§ Exercise: Your answer should be one number: the count of lines in these entries that hold the word "喫煙習慣があって困ることはなんですか".

§ Entries provided:
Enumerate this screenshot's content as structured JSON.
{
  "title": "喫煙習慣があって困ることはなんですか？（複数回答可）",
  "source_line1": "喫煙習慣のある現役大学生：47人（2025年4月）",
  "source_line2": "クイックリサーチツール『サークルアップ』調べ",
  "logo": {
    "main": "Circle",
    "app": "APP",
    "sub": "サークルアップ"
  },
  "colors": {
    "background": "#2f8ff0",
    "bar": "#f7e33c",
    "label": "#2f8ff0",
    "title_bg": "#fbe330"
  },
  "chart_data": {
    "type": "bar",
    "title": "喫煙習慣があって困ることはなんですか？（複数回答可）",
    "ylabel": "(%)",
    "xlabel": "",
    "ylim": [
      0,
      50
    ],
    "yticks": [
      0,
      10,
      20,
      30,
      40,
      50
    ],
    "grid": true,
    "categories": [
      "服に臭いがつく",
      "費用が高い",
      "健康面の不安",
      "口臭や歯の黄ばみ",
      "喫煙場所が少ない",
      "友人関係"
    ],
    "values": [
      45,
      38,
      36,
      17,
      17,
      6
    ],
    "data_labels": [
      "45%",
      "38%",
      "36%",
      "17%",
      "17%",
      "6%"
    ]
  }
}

§ Task response: 2